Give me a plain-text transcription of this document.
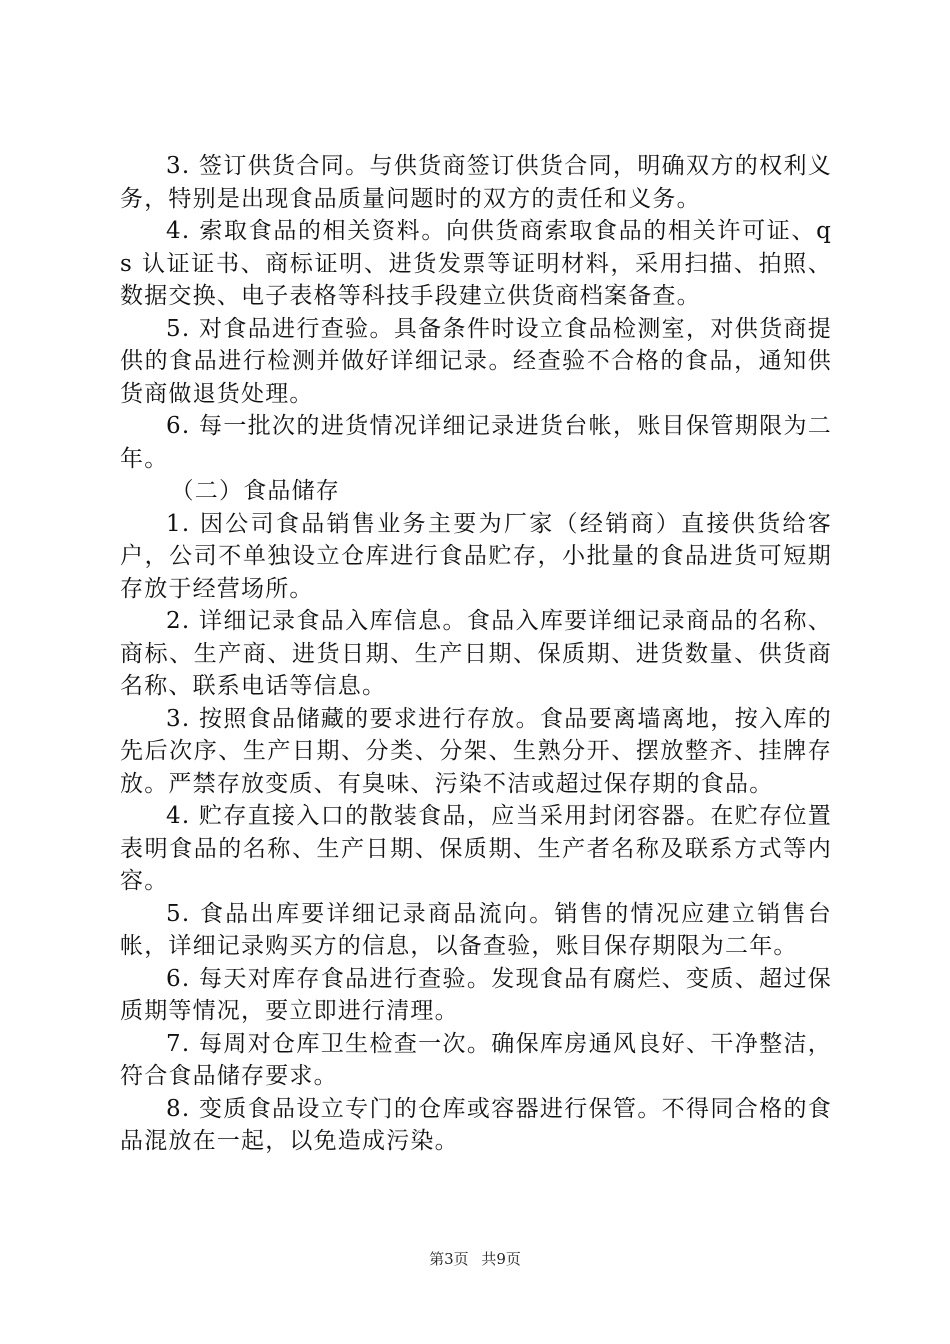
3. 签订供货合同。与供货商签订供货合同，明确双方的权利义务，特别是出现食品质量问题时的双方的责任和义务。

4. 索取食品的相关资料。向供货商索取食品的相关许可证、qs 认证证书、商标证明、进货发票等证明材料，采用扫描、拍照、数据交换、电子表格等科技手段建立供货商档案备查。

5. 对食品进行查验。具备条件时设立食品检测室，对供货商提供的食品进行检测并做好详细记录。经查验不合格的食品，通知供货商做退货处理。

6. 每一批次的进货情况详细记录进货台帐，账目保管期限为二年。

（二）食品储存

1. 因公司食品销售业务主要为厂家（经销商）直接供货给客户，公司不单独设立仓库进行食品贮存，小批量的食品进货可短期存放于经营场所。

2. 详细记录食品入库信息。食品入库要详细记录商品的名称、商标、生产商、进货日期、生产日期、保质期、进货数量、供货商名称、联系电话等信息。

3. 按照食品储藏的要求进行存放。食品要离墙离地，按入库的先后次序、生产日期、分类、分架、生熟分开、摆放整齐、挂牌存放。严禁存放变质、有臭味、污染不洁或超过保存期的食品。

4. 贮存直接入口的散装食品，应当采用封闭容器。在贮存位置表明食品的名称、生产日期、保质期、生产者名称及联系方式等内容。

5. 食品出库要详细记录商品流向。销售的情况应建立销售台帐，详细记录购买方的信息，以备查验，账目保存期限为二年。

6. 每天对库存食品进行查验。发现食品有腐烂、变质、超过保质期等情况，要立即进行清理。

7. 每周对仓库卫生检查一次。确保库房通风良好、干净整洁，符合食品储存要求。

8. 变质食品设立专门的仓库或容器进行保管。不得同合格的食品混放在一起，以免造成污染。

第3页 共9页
---
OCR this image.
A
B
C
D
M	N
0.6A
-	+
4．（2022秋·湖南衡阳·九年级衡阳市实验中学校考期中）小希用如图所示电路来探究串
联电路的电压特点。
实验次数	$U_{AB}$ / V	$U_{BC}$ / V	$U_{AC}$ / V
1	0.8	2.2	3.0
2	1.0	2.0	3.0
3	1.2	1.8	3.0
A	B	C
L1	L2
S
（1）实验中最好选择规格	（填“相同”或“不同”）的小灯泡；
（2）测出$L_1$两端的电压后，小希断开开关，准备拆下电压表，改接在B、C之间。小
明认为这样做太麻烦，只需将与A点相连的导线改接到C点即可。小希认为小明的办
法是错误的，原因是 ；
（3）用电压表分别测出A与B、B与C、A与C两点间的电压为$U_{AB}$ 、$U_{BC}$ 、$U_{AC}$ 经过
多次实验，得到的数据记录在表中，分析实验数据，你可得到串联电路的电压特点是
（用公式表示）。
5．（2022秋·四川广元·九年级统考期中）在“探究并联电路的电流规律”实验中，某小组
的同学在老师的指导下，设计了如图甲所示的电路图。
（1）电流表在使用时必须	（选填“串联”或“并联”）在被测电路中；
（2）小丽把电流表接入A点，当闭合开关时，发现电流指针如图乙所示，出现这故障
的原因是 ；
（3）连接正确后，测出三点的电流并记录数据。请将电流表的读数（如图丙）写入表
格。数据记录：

**EXERCISE BRIEF:**
From the data above, pick out each line containing "生产日期" and copy it.

**TASK RESULT:**
2. 详细记录食品入库信息。食品入库要详细记录商品的名称、商标、生产商、进货日期、生产日期、保质期、进货数量、供货商名称、联系电话等信息。
3. 按照食品储藏的要求进行存放。食品要离墙离地，按入库的先后次序、生产日期、分类、分架、生熟分开、摆放整齐、挂牌存放。严禁存放变质、有臭味、污染不洁或超过保存期的食品。
4. 贮存直接入口的散装食品，应当采用封闭容器。在贮存位置表明食品的名称、生产日期、保质期、生产者名称及联系方式等内容。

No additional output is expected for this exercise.